(Stored data)
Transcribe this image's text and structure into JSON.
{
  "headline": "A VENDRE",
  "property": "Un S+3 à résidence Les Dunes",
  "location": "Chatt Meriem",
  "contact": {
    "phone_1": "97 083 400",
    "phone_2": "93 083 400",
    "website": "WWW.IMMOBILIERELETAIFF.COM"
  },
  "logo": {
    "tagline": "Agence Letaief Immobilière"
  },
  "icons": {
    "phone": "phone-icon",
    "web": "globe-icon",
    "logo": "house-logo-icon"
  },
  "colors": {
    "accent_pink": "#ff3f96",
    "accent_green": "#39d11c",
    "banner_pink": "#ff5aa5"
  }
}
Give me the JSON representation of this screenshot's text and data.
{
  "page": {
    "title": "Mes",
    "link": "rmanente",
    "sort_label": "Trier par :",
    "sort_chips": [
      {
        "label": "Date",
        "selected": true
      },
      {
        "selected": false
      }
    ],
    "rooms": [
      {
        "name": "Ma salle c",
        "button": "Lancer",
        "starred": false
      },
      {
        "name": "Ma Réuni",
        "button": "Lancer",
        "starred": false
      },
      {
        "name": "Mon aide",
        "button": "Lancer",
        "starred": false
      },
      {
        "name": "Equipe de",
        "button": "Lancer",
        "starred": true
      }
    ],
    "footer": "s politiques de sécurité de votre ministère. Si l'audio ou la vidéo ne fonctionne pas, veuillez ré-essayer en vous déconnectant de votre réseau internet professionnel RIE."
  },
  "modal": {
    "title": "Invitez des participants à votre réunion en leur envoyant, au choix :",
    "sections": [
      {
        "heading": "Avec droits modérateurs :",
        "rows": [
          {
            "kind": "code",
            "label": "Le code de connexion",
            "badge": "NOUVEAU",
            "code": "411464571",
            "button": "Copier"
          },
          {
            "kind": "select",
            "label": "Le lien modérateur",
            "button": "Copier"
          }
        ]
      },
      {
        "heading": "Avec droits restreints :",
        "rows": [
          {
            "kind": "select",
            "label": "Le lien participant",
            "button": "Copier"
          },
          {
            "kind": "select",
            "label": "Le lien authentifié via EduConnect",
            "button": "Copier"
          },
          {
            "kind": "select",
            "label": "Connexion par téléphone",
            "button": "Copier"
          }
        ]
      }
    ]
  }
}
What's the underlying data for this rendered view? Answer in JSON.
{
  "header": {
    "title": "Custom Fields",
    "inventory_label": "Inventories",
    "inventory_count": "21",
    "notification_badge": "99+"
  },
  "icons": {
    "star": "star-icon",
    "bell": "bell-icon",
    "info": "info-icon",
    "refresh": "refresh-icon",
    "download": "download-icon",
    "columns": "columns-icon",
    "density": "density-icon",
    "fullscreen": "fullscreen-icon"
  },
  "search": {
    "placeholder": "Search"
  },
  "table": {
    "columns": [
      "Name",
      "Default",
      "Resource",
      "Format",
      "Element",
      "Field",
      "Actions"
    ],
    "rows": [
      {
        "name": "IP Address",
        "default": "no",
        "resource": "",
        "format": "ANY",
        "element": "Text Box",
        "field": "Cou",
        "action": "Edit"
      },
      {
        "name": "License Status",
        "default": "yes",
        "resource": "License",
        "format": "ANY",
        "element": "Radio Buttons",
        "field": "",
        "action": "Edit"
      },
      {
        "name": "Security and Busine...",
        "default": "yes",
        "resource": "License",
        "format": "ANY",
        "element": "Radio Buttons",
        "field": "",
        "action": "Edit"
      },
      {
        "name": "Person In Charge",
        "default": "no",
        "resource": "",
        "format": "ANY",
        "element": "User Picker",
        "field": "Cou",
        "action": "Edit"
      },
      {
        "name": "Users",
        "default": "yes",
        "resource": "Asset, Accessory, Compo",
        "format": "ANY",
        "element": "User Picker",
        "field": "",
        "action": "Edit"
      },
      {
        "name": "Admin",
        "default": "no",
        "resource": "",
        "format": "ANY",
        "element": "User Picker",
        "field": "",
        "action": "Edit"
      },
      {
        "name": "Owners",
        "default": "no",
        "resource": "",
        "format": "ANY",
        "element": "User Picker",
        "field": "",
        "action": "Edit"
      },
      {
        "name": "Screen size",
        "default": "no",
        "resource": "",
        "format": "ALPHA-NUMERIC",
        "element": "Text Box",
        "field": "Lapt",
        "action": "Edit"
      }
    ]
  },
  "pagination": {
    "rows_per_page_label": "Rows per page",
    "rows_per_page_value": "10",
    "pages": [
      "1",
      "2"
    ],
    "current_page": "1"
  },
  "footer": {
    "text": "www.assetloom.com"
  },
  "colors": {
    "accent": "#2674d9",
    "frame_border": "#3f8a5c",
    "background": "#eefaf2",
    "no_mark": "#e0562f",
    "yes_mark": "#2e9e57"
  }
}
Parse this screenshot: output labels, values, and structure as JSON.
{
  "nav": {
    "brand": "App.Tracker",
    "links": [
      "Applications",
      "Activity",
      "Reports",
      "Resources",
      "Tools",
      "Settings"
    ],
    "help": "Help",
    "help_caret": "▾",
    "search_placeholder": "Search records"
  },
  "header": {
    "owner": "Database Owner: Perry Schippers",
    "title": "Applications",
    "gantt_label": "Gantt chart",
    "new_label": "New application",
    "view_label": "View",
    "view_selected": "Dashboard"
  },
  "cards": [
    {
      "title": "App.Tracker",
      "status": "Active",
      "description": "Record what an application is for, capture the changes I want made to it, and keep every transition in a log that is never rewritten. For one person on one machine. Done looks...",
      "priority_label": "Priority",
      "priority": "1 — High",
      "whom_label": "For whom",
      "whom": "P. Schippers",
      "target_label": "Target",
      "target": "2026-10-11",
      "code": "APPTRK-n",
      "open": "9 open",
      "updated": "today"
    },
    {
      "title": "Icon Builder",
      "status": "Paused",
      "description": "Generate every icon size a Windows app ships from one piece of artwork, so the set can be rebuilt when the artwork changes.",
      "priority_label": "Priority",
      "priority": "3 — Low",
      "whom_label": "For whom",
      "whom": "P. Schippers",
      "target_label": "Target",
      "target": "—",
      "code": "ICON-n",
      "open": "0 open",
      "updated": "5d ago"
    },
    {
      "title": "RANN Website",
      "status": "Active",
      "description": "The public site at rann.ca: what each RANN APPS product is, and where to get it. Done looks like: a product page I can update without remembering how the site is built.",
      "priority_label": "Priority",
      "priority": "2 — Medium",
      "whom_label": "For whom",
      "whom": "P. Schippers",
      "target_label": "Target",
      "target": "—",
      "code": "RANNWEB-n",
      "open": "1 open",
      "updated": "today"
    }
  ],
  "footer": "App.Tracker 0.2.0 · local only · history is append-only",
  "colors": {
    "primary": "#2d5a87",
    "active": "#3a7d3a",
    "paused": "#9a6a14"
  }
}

Goal: Nothing should be left out: return all of the records exactly.

Result for this exercise:
Transcribe this image's text and structure into JSON.
{
  "headline": "A VENDRE",
  "property": "Un S+3 à résidence Les Dunes",
  "location": "Chatt Meriem",
  "contact": {
    "phone_1": "97 083 400",
    "phone_2": "93 083 400",
    "website": "WWW.IMMOBILIERELETAIFF.COM"
  },
  "logo": {
    "tagline": "Agence Letaief Immobilière"
  },
  "icons": {
    "phone": "phone-icon",
    "web": "globe-icon",
    "logo": "house-logo-icon"
  },
  "colors": {
    "accent_pink": "#ff3f96",
    "accent_green": "#39d11c",
    "banner_pink": "#ff5aa5"
  }
}
Give me the JSON representation of this screenshot's text and data.
{
  "page": {
    "title": "Mes",
    "link": "rmanente",
    "sort_label": "Trier par :",
    "sort_chips": [
      {
        "label": "Date",
        "selected": true
      },
      {
        "selected": false
      }
    ],
    "rooms": [
      {
        "name": "Ma salle c",
        "button": "Lancer",
        "starred": false
      },
      {
        "name": "Ma Réuni",
        "button": "Lancer",
        "starred": false
      },
      {
        "name": "Mon aide",
        "button": "Lancer",
        "starred": false
      },
      {
        "name": "Equipe de",
        "button": "Lancer",
        "starred": true
      }
    ],
    "footer": "s politiques de sécurité de votre ministère. Si l'audio ou la vidéo ne fonctionne pas, veuillez ré-essayer en vous déconnectant de votre réseau internet professionnel RIE."
  },
  "modal": {
    "title": "Invitez des participants à votre réunion en leur envoyant, au choix :",
    "sections": [
      {
        "heading": "Avec droits modérateurs :",
        "rows": [
          {
            "kind": "code",
            "label": "Le code de connexion",
            "badge": "NOUVEAU",
            "code": "411464571",
            "button": "Copier"
          },
          {
            "kind": "select",
            "label": "Le lien modérateur",
            "button": "Copier"
          }
        ]
      },
      {
        "heading": "Avec droits restreints :",
        "rows": [
          {
            "kind": "select",
            "label": "Le lien participant",
            "button": "Copier"
          },
          {
            "kind": "select",
            "label": "Le lien authentifié via EduConnect",
            "button": "Copier"
          },
          {
            "kind": "select",
            "label": "Connexion par téléphone",
            "button": "Copier"
          }
        ]
      }
    ]
  }
}
What's the underlying data for this rendered view? Answer in JSON.
{
  "header": {
    "title": "Custom Fields",
    "inventory_label": "Inventories",
    "inventory_count": "21",
    "notification_badge": "99+"
  },
  "icons": {
    "star": "star-icon",
    "bell": "bell-icon",
    "info": "info-icon",
    "refresh": "refresh-icon",
    "download": "download-icon",
    "columns": "columns-icon",
    "density": "density-icon",
    "fullscreen": "fullscreen-icon"
  },
  "search": {
    "placeholder": "Search"
  },
  "table": {
    "columns": [
      "Name",
      "Default",
      "Resource",
      "Format",
      "Element",
      "Field",
      "Actions"
    ],
    "rows": [
      {
        "name": "IP Address",
        "default": "no",
        "resource": "",
        "format": "ANY",
        "element": "Text Box",
        "field": "Cou",
        "action": "Edit"
      },
      {
        "name": "License Status",
        "default": "yes",
        "resource": "License",
        "format": "ANY",
        "element": "Radio Buttons",
        "field": "",
        "action": "Edit"
      },
      {
        "name": "Security and Busine...",
        "default": "yes",
        "resource": "License",
        "format": "ANY",
        "element": "Radio Buttons",
        "field": "",
        "action": "Edit"
      },
      {
        "name": "Person In Charge",
        "default": "no",
        "resource": "",
        "format": "ANY",
        "element": "User Picker",
        "field": "Cou",
        "action": "Edit"
      },
      {
        "name": "Users",
        "default": "yes",
        "resource": "Asset, Accessory, Compo",
        "format": "ANY",
        "element": "User Picker",
        "field": "",
        "action": "Edit"
      },
      {
        "name": "Admin",
        "default": "no",
        "resource": "",
        "format": "ANY",
        "element": "User Picker",
        "field": "",
        "action": "Edit"
      },
      {
        "name": "Owners",
        "default": "no",
        "resource": "",
        "format": "ANY",
        "element": "User Picker",
        "field": "",
        "action": "Edit"
      },
      {
        "name": "Screen size",
        "default": "no",
        "resource": "",
        "format": "ALPHA-NUMERIC",
        "element": "Text Box",
        "field": "Lapt",
        "action": "Edit"
      }
    ]
  },
  "pagination": {
    "rows_per_page_label": "Rows per page",
    "rows_per_page_value": "10",
    "pages": [
      "1",
      "2"
    ],
    "current_page": "1"
  },
  "footer": {
    "text": "www.assetloom.com"
  },
  "colors": {
    "accent": "#2674d9",
    "frame_border": "#3f8a5c",
    "background": "#eefaf2",
    "no_mark": "#e0562f",
    "yes_mark": "#2e9e57"
  }
}
Parse this screenshot: output labels, values, and structure as JSON.
{
  "nav": {
    "brand": "App.Tracker",
    "links": [
      "Applications",
      "Activity",
      "Reports",
      "Resources",
      "Tools",
      "Settings"
    ],
    "help": "Help",
    "help_caret": "▾",
    "search_placeholder": "Search records"
  },
  "header": {
    "owner": "Database Owner: Perry Schippers",
    "title": "Applications",
    "gantt_label": "Gantt chart",
    "new_label": "New application",
    "view_label": "View",
    "view_selected": "Dashboard"
  },
  "cards": [
    {
      "title": "App.Tracker",
      "status": "Active",
      "description": "Record what an application is for, capture the changes I want made to it, and keep every transition in a log that is never rewritten. For one person on one machine. Done looks...",
      "priority_label": "Priority",
      "priority": "1 — High",
      "whom_label": "For whom",
      "whom": "P. Schippers",
      "target_label": "Target",
      "target": "2026-10-11",
      "code": "APPTRK-n",
      "open": "9 open",
      "updated": "today"
    },
    {
      "title": "Icon Builder",
      "status": "Paused",
      "description": "Generate every icon size a Windows app ships from one piece of artwork, so the set can be rebuilt when the artwork changes.",
      "priority_label": "Priority",
      "priority": "3 — Low",
      "whom_label": "For whom",
      "whom": "P. Schippers",
      "target_label": "Target",
      "target": "—",
      "code": "ICON-n",
      "open": "0 open",
      "updated": "5d ago"
    },
    {
      "title": "RANN Website",
      "status": "Active",
      "description": "The public site at rann.ca: what each RANN APPS product is, and where to get it. Done looks like: a product page I can update without remembering how the site is built.",
      "priority_label": "Priority",
      "priority": "2 — Medium",
      "whom_label": "For whom",
      "whom": "P. Schippers",
      "target_label": "Target",
      "target": "—",
      "code": "RANNWEB-n",
      "open": "1 open",
      "updated": "today"
    }
  ],
  "footer": "App.Tracker 0.2.0 · local only · history is append-only",
  "colors": {
    "primary": "#2d5a87",
    "active": "#3a7d3a",
    "paused": "#9a6a14"
  }
}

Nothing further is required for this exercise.